> TASK GOAL
Report each line in the records below that contains the word "mileage", copying every such line in full.

-----

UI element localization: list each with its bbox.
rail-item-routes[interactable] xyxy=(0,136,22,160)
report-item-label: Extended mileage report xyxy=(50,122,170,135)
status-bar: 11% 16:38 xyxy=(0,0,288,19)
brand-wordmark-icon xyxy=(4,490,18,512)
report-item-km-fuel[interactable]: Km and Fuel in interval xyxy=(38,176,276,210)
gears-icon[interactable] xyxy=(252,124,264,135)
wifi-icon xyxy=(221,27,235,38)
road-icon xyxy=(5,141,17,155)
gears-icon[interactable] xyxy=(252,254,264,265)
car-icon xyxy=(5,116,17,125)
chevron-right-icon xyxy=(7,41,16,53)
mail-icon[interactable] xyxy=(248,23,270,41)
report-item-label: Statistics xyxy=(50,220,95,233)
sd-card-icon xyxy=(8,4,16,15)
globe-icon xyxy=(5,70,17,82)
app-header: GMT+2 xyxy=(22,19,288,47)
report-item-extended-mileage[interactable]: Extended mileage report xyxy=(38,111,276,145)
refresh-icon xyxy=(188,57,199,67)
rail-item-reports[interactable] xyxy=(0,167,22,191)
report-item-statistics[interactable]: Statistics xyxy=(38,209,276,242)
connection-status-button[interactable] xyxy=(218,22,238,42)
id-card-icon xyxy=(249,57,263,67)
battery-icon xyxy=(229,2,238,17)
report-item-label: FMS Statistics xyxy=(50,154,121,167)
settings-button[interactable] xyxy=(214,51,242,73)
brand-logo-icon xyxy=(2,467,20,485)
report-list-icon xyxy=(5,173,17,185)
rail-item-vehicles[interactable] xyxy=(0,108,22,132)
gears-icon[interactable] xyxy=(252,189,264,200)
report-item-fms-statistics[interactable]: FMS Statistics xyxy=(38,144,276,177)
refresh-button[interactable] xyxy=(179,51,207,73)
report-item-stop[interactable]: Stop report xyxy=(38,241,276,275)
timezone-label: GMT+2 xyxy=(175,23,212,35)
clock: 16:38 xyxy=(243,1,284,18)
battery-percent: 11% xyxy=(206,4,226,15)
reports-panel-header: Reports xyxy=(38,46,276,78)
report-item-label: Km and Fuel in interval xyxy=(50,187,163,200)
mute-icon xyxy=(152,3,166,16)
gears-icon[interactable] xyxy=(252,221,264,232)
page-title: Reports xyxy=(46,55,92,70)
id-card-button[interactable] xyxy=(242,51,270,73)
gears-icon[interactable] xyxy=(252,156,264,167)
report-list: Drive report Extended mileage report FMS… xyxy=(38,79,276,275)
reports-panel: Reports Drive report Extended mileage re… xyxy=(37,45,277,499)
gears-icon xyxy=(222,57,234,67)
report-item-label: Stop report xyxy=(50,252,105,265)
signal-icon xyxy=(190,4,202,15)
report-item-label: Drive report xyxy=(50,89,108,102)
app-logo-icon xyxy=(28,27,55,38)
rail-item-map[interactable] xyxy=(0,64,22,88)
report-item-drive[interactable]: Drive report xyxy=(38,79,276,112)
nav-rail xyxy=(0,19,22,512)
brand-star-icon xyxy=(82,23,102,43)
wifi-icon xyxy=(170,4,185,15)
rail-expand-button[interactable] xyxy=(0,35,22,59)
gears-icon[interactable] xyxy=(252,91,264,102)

-----

> THE SOLUTION
report-item-label: Extended mileage report xyxy=(50,122,170,135)
report-item-extended-mileage[interactable]: Extended mileage report xyxy=(38,111,276,145)
report-list: Drive report Extended mileage report FMS… xyxy=(38,79,276,275)
reports-panel: Reports Drive report Extended mileage re… xyxy=(37,45,277,499)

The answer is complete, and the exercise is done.